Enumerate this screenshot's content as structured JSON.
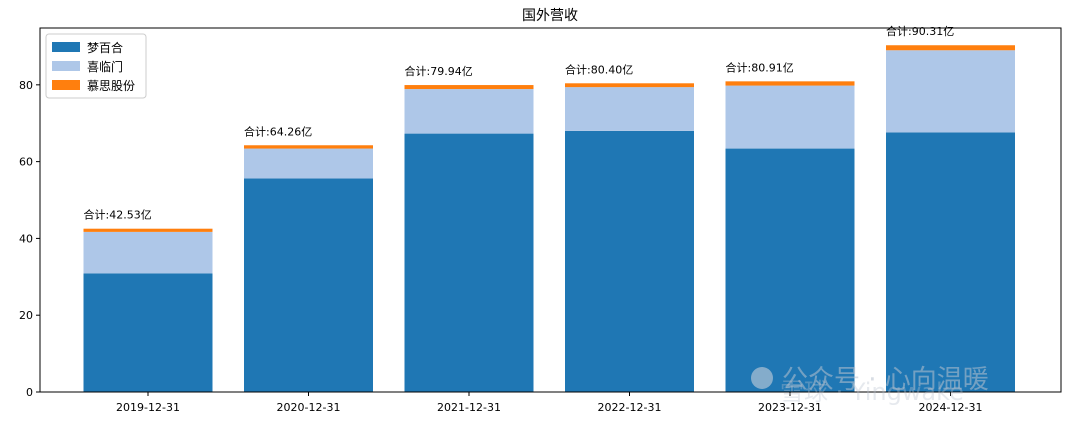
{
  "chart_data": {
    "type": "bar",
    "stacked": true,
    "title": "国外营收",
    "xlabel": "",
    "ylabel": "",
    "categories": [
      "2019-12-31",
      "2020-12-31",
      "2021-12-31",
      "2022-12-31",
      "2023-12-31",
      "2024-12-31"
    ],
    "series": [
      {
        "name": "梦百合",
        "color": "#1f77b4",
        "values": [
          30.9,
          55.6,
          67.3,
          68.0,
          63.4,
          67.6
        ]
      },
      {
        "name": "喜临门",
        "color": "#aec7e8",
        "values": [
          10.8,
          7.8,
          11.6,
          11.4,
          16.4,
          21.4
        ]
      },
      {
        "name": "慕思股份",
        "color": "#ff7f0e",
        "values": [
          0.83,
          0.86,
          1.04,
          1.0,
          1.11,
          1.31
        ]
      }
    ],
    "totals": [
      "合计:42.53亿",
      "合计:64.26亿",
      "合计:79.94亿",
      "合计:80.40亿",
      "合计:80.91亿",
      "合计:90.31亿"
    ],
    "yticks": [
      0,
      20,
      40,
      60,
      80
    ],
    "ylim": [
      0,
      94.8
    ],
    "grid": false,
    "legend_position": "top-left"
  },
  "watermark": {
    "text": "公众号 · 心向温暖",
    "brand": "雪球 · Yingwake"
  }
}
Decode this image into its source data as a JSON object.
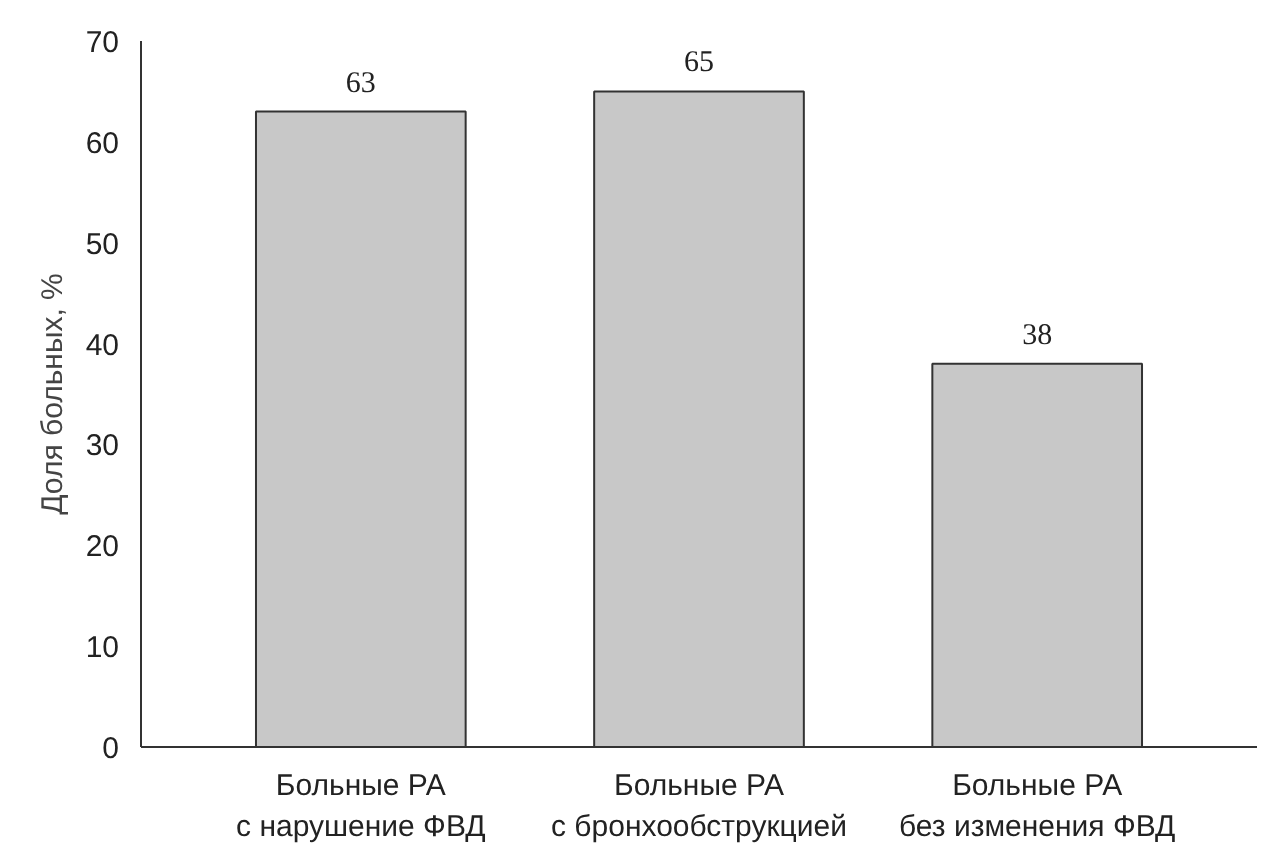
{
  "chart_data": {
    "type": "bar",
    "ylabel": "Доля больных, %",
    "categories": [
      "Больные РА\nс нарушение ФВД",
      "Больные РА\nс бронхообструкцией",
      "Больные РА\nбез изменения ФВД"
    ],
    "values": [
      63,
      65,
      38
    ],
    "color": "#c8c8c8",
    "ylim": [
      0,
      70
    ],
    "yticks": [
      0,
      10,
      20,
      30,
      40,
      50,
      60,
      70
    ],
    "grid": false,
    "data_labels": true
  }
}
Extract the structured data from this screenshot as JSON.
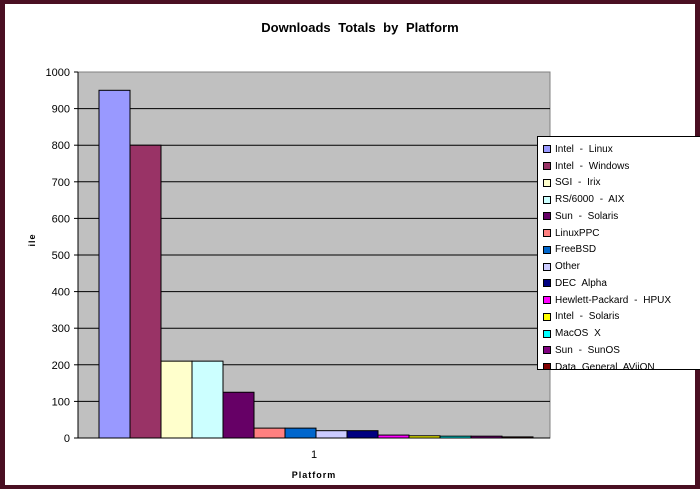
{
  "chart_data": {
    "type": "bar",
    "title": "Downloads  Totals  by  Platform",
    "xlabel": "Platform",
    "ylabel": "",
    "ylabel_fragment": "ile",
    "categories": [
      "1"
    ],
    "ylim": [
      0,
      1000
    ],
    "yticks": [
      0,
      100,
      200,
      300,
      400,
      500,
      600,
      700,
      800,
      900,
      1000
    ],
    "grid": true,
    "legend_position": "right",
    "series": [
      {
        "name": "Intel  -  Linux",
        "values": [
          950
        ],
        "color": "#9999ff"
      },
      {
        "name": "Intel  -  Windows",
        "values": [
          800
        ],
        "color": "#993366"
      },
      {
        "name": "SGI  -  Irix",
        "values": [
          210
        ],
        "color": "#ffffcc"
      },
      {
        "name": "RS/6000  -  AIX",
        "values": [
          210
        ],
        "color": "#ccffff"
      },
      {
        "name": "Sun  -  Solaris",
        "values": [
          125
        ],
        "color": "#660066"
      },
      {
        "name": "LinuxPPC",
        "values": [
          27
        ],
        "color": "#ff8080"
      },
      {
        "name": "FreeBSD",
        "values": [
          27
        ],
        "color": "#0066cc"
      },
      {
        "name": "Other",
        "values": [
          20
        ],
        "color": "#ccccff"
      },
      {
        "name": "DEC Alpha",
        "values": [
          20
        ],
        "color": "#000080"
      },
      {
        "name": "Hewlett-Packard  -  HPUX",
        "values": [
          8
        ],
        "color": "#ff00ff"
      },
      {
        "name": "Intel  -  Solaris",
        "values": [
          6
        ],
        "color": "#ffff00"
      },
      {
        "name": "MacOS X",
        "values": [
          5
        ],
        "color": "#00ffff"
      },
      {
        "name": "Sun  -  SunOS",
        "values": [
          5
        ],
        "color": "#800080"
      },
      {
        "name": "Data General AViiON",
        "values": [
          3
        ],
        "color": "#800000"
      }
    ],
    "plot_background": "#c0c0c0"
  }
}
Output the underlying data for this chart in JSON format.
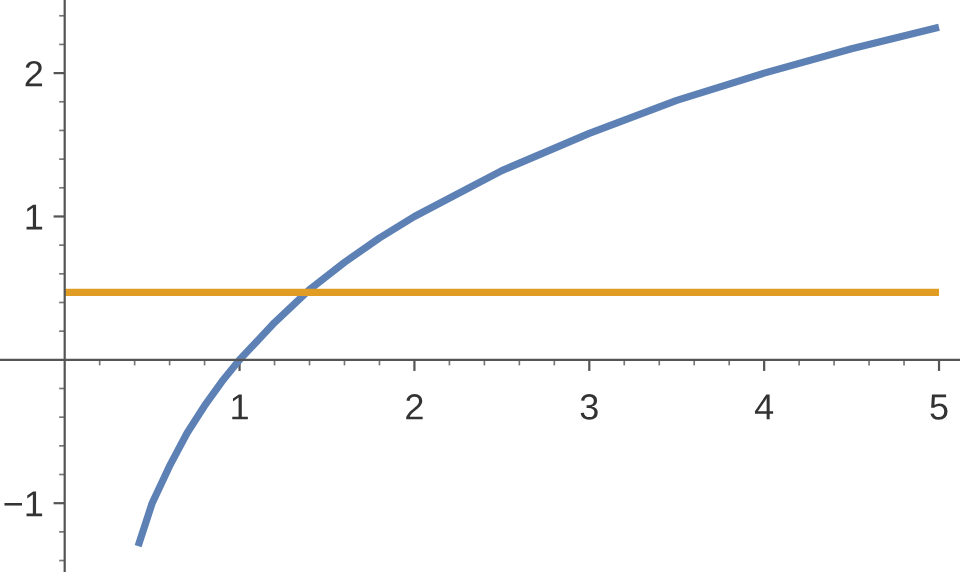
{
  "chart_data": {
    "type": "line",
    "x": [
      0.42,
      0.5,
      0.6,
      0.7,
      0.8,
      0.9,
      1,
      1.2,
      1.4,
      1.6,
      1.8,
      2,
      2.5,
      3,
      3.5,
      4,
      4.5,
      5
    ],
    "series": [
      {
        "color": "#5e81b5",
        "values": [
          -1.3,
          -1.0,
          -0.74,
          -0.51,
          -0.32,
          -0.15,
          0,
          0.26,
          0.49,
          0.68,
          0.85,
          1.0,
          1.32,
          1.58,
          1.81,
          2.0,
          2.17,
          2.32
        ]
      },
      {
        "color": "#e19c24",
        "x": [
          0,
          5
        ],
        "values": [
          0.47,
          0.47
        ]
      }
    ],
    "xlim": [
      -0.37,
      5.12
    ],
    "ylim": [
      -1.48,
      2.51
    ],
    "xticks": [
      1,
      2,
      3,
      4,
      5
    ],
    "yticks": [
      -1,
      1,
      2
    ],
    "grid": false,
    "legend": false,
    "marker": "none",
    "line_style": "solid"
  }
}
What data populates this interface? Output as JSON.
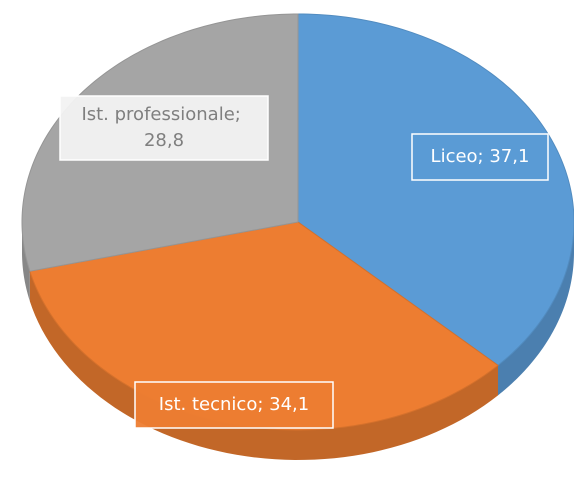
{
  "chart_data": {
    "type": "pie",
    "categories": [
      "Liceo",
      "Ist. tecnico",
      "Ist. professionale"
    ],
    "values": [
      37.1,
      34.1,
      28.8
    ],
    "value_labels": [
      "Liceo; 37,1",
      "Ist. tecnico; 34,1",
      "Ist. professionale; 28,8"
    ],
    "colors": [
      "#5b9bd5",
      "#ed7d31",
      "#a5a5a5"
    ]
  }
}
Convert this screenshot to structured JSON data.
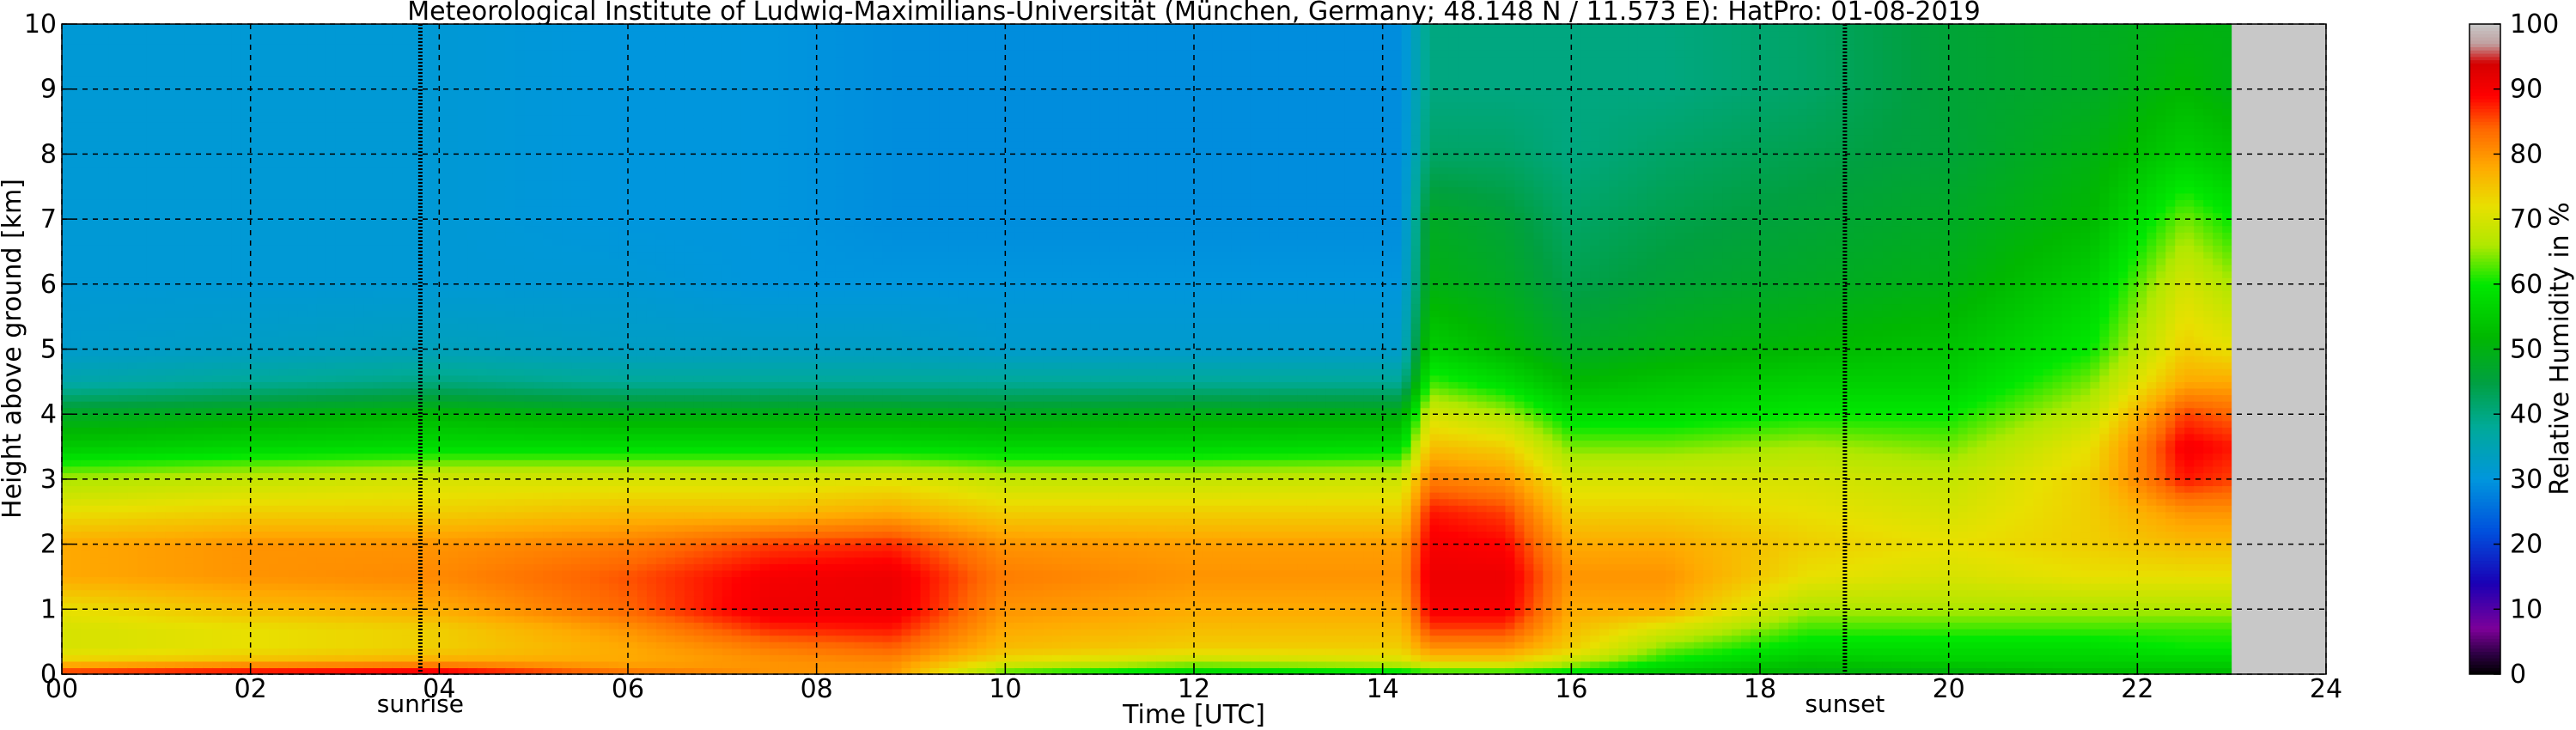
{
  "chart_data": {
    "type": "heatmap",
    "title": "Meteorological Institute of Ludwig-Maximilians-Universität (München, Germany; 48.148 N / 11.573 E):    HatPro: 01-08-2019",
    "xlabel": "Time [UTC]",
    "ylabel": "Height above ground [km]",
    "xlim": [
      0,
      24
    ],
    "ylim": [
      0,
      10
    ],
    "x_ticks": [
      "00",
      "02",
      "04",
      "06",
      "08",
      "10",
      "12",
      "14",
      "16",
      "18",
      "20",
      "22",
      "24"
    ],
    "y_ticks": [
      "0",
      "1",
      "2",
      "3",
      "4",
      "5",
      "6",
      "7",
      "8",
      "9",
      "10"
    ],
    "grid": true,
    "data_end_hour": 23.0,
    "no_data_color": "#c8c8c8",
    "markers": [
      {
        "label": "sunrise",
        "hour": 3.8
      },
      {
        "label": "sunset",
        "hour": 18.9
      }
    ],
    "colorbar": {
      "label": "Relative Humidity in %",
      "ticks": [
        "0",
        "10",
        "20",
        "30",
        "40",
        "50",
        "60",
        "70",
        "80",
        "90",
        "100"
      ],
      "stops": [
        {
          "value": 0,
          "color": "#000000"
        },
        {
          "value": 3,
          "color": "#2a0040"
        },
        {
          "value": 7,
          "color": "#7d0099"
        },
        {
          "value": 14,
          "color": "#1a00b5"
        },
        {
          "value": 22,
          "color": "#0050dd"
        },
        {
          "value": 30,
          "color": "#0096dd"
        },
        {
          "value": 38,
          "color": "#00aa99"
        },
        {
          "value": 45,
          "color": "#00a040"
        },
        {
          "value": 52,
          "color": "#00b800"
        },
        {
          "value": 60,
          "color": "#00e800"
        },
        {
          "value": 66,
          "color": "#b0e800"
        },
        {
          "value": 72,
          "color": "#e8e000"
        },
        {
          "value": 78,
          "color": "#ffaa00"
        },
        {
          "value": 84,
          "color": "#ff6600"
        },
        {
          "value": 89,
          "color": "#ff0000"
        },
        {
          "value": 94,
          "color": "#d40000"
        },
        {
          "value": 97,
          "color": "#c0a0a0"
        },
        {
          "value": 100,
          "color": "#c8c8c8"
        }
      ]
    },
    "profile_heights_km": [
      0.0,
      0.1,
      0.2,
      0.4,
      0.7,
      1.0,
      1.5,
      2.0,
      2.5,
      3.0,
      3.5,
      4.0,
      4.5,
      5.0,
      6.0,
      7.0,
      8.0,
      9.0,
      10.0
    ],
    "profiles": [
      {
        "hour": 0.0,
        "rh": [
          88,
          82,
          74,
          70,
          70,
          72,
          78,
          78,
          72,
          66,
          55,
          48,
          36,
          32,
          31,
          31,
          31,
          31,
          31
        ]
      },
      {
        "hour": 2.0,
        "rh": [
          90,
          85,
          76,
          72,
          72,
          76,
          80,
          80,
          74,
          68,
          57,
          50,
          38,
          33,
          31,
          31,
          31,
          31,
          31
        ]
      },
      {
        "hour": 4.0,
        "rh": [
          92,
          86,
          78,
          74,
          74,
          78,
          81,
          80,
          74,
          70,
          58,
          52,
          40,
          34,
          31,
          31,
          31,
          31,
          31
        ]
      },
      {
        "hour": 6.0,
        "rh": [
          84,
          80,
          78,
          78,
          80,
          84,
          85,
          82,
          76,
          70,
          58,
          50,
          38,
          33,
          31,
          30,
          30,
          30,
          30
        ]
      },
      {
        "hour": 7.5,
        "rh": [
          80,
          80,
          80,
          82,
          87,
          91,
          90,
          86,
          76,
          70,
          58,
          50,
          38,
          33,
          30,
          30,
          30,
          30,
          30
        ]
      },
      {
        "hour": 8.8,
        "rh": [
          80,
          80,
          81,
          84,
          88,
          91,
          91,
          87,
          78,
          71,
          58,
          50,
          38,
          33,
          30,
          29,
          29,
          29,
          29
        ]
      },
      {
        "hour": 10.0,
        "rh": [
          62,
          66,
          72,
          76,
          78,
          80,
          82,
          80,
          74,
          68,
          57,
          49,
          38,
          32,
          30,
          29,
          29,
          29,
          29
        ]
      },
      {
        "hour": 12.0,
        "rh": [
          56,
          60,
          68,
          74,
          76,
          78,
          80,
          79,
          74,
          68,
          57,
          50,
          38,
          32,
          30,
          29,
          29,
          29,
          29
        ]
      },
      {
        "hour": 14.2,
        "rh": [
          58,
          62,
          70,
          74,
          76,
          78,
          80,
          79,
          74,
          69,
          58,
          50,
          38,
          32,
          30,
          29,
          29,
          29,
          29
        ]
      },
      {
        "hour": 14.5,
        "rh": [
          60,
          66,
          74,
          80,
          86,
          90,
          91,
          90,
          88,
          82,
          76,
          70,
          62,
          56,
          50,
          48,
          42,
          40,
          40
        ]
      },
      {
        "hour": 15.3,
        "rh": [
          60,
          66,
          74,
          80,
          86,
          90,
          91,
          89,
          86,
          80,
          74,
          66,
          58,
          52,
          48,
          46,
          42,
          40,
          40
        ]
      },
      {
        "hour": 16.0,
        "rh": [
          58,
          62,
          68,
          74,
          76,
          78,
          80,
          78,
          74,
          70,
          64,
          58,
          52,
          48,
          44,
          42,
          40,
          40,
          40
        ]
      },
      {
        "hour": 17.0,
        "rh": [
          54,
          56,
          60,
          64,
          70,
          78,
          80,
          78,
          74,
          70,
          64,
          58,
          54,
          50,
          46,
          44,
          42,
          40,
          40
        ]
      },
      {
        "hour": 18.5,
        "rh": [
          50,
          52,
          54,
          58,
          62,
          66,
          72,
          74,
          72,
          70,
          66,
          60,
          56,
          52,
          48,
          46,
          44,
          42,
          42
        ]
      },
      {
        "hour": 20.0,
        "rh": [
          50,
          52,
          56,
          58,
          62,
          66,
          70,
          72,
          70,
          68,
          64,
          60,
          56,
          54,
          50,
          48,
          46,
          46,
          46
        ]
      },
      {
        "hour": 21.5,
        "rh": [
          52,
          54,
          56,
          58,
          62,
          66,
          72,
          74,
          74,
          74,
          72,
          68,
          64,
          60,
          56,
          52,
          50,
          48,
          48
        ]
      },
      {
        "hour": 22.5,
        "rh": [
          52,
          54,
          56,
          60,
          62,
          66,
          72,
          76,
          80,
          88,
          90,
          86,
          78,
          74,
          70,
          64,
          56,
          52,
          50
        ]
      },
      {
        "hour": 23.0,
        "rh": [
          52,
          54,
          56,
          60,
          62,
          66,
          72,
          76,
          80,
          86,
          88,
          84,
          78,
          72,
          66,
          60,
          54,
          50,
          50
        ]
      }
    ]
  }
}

SHORT EXERCISE — Say, as a single number and nothing more, how many lines of the entries contain the word "true".

WORKED SOLUTION — 4